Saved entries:
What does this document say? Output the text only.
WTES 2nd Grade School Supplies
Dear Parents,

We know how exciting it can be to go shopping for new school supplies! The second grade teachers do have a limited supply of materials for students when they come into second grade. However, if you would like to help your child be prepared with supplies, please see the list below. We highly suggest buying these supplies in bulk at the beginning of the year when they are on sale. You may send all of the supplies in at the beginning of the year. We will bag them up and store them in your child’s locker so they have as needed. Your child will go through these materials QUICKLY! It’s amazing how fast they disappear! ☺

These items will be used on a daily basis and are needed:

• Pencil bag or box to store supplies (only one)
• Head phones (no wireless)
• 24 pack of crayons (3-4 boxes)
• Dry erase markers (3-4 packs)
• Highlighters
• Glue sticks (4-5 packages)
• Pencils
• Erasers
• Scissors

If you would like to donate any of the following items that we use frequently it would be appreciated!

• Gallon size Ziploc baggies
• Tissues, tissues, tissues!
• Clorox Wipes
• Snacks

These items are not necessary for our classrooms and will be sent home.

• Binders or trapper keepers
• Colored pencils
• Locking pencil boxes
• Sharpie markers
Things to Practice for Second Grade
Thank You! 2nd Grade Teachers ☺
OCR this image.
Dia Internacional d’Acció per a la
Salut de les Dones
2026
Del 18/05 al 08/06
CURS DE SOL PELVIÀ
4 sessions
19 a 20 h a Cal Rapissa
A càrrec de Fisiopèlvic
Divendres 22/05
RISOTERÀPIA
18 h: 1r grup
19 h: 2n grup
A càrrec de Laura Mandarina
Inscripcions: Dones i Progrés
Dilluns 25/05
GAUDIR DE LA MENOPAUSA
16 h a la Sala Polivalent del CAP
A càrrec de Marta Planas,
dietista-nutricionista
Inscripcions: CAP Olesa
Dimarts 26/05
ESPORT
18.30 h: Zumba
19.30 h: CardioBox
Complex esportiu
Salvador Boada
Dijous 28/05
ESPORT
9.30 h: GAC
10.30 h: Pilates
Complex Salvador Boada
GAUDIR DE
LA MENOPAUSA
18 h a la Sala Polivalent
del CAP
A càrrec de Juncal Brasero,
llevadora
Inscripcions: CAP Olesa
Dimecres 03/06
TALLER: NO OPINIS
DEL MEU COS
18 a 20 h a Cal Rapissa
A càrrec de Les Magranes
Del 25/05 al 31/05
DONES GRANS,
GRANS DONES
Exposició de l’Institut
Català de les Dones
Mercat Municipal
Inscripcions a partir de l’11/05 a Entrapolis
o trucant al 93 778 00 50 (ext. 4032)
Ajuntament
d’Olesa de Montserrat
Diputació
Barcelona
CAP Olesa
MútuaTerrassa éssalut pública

Objective ▸
Take every line from the data that contains the word "boxes".

Task answer ▸
• 24 pack of crayons (3-4 boxes)
• Locking pencil boxes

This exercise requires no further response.